-------- Records for this task --------

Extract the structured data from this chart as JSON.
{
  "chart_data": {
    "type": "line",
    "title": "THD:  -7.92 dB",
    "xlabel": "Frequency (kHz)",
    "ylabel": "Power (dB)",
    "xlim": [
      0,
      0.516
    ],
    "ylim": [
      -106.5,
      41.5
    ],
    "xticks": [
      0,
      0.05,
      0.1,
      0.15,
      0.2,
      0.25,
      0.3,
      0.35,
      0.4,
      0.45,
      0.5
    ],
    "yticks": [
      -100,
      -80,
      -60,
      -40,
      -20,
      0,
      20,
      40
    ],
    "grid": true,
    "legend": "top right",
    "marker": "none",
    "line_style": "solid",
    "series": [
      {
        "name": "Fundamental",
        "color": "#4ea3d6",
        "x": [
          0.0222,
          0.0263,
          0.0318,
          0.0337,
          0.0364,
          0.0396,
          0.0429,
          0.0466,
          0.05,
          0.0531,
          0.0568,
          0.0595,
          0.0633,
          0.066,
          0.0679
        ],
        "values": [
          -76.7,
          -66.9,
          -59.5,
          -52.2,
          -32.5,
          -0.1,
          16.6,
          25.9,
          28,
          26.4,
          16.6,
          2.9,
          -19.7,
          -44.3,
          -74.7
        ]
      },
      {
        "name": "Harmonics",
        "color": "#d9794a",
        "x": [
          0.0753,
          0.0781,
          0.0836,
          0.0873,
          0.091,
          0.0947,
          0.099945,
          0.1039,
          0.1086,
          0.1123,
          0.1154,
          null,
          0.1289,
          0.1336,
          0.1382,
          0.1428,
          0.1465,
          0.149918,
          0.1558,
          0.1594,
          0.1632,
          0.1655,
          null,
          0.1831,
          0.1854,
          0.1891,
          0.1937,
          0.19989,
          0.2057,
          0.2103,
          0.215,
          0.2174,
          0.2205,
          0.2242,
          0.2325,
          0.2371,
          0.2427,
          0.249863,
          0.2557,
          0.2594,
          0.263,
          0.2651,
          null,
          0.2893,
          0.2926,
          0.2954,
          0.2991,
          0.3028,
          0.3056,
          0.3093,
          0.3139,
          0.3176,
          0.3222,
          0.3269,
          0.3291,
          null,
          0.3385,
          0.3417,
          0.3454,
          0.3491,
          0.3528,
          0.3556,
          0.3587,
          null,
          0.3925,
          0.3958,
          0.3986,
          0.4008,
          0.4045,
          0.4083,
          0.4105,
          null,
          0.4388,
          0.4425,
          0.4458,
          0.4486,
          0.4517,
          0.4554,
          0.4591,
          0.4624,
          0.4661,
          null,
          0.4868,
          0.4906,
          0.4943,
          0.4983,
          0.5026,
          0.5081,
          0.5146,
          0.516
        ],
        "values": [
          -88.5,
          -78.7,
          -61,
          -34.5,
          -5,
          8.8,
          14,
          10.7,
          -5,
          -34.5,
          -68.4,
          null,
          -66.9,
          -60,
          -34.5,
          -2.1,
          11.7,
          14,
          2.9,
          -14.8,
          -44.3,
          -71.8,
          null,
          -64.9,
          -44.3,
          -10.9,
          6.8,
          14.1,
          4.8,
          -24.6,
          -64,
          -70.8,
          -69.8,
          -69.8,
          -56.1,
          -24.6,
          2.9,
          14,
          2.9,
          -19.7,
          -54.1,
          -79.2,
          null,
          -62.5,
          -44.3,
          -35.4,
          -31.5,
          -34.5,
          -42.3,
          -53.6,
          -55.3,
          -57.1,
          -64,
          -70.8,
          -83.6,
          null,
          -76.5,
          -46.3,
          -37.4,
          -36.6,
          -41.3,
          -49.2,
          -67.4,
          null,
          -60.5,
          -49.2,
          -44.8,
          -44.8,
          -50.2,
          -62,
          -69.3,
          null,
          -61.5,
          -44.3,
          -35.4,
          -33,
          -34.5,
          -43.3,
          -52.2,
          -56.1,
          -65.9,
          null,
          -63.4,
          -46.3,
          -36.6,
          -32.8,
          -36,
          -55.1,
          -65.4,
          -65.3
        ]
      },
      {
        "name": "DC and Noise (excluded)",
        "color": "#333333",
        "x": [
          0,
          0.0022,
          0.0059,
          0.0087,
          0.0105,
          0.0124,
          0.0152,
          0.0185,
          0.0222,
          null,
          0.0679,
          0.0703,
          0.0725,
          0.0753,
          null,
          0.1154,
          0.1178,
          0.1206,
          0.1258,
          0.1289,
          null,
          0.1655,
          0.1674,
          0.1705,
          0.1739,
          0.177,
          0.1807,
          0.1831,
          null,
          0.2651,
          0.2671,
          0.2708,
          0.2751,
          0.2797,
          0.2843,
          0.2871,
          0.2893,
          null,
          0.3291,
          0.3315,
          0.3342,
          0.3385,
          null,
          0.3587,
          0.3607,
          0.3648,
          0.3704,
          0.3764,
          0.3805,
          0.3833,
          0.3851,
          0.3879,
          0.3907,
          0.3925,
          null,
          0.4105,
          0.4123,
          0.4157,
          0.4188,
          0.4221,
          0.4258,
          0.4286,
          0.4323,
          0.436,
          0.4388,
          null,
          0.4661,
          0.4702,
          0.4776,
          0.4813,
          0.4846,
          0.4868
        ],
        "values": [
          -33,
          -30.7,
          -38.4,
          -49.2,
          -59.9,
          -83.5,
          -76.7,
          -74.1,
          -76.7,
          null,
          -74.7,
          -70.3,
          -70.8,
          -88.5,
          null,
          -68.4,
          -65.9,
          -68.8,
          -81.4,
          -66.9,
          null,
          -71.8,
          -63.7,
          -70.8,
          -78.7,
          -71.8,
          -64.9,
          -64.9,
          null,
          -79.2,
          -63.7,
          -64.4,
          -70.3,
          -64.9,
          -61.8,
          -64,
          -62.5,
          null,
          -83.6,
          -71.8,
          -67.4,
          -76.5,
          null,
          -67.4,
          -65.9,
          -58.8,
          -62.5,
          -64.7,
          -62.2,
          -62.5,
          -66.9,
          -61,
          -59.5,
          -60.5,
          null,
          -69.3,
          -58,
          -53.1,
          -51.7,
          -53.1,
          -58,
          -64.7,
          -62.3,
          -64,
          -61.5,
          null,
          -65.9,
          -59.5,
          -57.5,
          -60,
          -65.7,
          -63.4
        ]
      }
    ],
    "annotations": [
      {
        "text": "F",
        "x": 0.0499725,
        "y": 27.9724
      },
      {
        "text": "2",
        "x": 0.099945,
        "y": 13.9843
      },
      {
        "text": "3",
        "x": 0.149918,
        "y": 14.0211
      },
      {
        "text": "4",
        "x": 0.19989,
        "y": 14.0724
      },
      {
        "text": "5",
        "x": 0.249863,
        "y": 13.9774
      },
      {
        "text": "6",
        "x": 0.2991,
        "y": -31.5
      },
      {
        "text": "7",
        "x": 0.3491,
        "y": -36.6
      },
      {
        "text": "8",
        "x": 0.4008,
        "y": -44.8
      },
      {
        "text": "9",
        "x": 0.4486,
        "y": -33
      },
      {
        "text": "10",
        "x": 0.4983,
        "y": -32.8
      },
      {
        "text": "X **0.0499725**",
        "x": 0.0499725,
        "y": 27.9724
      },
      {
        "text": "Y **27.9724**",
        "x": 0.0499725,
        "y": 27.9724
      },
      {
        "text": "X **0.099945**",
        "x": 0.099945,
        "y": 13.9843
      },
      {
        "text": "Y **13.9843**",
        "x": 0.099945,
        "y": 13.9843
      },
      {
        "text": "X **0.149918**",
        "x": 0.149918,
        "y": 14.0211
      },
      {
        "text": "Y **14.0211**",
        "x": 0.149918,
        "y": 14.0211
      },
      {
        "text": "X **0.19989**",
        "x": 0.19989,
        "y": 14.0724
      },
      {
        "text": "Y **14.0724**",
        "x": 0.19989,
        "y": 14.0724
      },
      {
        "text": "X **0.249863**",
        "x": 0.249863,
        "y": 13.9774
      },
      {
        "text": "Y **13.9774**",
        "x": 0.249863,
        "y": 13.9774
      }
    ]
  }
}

--------

Pick out the lines containing the string "color".

● **Expected output**:
        "color": "#4ea3d6",
        "color": "#d9794a",
        "color": "#333333",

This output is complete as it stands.